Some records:
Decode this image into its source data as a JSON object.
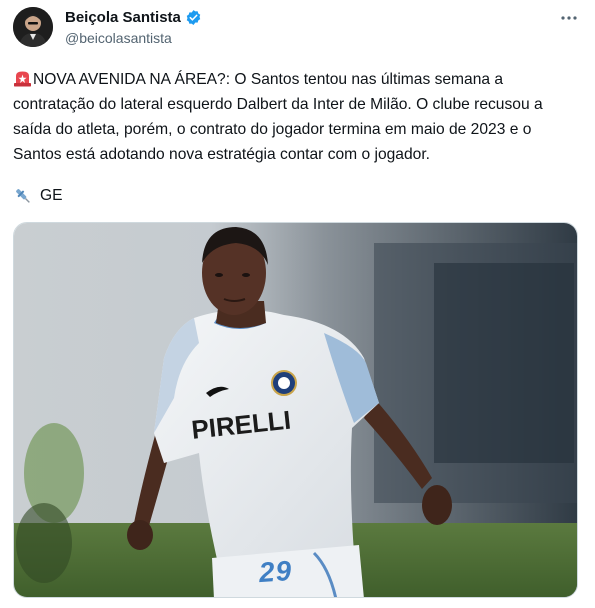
{
  "author": {
    "display_name": "Beiçola Santista",
    "handle": "@beicolasantista",
    "verified": true
  },
  "tweet": {
    "text": "NOVA AVENIDA NA ÁREA?: O Santos tentou nas últimas semana a contratação do lateral esquerdo Dalbert da Inter de Milão. O clube recusou a saída do atleta, porém, o contrato do jogador termina em maio de 2023 e o Santos está adotando nova estratégia contar com o jogador.",
    "leading_emoji": "rotating-light-icon",
    "source_emoji": "pin-icon",
    "source_label": "GE"
  },
  "media": {
    "kind": "photo",
    "sponsor_text": "PIRELLI",
    "kit_number": "29"
  },
  "colors": {
    "verified_blue": "#1d9bf0",
    "text": "#0f1419",
    "secondary_text": "#536471",
    "kit_blue": "#3f7fc4"
  }
}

Short exercise:
Copy every line above that includes the string "icon".

Solution to this problem:
    "leading_emoji": "rotating-light-icon",
    "source_emoji": "pin-icon",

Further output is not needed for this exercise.